Task goal >>
Give all of the lines again exactly as they read.

Raw records >>
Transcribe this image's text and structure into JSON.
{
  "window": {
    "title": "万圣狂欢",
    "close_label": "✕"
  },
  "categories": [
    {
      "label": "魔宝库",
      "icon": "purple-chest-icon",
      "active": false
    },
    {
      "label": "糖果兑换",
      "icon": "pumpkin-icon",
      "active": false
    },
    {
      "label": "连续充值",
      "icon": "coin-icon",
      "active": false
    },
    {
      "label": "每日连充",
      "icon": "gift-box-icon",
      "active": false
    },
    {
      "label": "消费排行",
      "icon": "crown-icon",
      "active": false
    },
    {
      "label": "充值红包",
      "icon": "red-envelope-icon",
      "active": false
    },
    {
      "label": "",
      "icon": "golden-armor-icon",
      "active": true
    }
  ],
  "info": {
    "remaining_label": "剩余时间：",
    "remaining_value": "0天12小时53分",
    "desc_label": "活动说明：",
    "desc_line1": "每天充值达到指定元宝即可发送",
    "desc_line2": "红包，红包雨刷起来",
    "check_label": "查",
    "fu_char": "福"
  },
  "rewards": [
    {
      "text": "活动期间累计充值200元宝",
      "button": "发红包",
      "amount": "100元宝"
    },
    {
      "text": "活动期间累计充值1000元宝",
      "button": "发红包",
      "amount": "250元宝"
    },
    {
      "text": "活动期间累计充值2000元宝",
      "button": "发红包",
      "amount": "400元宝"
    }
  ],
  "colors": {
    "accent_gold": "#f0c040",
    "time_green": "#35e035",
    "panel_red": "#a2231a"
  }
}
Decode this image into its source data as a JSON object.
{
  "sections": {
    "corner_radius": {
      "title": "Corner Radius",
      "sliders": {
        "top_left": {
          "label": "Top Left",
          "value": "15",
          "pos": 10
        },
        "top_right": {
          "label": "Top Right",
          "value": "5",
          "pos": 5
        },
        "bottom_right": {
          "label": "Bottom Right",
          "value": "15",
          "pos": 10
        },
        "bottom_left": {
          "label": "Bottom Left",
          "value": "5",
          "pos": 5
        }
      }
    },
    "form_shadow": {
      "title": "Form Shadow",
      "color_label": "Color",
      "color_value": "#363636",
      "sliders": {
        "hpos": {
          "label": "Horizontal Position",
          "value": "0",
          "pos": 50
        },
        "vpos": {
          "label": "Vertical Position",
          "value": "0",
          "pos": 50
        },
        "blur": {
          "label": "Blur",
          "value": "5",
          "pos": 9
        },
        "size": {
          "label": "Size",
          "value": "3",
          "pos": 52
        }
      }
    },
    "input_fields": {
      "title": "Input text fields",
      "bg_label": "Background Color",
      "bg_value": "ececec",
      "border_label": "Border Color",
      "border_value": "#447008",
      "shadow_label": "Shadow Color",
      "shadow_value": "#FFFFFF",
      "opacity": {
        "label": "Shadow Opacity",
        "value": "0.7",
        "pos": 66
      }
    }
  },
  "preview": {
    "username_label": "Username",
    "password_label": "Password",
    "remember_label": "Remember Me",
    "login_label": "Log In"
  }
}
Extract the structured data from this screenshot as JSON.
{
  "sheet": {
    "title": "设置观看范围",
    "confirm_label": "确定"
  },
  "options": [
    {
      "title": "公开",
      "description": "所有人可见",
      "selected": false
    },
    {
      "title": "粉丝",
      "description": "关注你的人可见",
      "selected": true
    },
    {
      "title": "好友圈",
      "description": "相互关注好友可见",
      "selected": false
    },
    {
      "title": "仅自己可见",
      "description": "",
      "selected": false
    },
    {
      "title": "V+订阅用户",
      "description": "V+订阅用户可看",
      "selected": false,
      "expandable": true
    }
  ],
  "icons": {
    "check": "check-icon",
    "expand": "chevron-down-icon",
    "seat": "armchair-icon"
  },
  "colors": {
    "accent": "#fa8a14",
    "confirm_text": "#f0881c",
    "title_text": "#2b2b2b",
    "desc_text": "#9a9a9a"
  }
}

Task result >>
Transcribe this image's text and structure into JSON.
{
  "window": {
    "title": "万圣狂欢",
    "close_label": "✕"
  },
  "categories": [
    {
      "label": "魔宝库",
      "icon": "purple-chest-icon",
      "active": false
    },
    {
      "label": "糖果兑换",
      "icon": "pumpkin-icon",
      "active": false
    },
    {
      "label": "连续充值",
      "icon": "coin-icon",
      "active": false
    },
    {
      "label": "每日连充",
      "icon": "gift-box-icon",
      "active": false
    },
    {
      "label": "消费排行",
      "icon": "crown-icon",
      "active": false
    },
    {
      "label": "充值红包",
      "icon": "red-envelope-icon",
      "active": false
    },
    {
      "label": "",
      "icon": "golden-armor-icon",
      "active": true
    }
  ],
  "info": {
    "remaining_label": "剩余时间：",
    "remaining_value": "0天12小时53分",
    "desc_label": "活动说明：",
    "desc_line1": "每天充值达到指定元宝即可发送",
    "desc_line2": "红包，红包雨刷起来",
    "check_label": "查",
    "fu_char": "福"
  },
  "rewards": [
    {
      "text": "活动期间累计充值200元宝",
      "button": "发红包",
      "amount": "100元宝"
    },
    {
      "text": "活动期间累计充值1000元宝",
      "button": "发红包",
      "amount": "250元宝"
    },
    {
      "text": "活动期间累计充值2000元宝",
      "button": "发红包",
      "amount": "400元宝"
    }
  ],
  "colors": {
    "accent_gold": "#f0c040",
    "time_green": "#35e035",
    "panel_red": "#a2231a"
  }
}
Decode this image into its source data as a JSON object.
{
  "sections": {
    "corner_radius": {
      "title": "Corner Radius",
      "sliders": {
        "top_left": {
          "label": "Top Left",
          "value": "15",
          "pos": 10
        },
        "top_right": {
          "label": "Top Right",
          "value": "5",
          "pos": 5
        },
        "bottom_right": {
          "label": "Bottom Right",
          "value": "15",
          "pos": 10
        },
        "bottom_left": {
          "label": "Bottom Left",
          "value": "5",
          "pos": 5
        }
      }
    },
    "form_shadow": {
      "title": "Form Shadow",
      "color_label": "Color",
      "color_value": "#363636",
      "sliders": {
        "hpos": {
          "label": "Horizontal Position",
          "value": "0",
          "pos": 50
        },
        "vpos": {
          "label": "Vertical Position",
          "value": "0",
          "pos": 50
        },
        "blur": {
          "label": "Blur",
          "value": "5",
          "pos": 9
        },
        "size": {
          "label": "Size",
          "value": "3",
          "pos": 52
        }
      }
    },
    "input_fields": {
      "title": "Input text fields",
      "bg_label": "Background Color",
      "bg_value": "ececec",
      "border_label": "Border Color",
      "border_value": "#447008",
      "shadow_label": "Shadow Color",
      "shadow_value": "#FFFFFF",
      "opacity": {
        "label": "Shadow Opacity",
        "value": "0.7",
        "pos": 66
      }
    }
  },
  "preview": {
    "username_label": "Username",
    "password_label": "Password",
    "remember_label": "Remember Me",
    "login_label": "Log In"
  }
}
Extract the structured data from this screenshot as JSON.
{
  "sheet": {
    "title": "设置观看范围",
    "confirm_label": "确定"
  },
  "options": [
    {
      "title": "公开",
      "description": "所有人可见",
      "selected": false
    },
    {
      "title": "粉丝",
      "description": "关注你的人可见",
      "selected": true
    },
    {
      "title": "好友圈",
      "description": "相互关注好友可见",
      "selected": false
    },
    {
      "title": "仅自己可见",
      "description": "",
      "selected": false
    },
    {
      "title": "V+订阅用户",
      "description": "V+订阅用户可看",
      "selected": false,
      "expandable": true
    }
  ],
  "icons": {
    "check": "check-icon",
    "expand": "chevron-down-icon",
    "seat": "armchair-icon"
  },
  "colors": {
    "accent": "#fa8a14",
    "confirm_text": "#f0881c",
    "title_text": "#2b2b2b",
    "desc_text": "#9a9a9a"
  }
}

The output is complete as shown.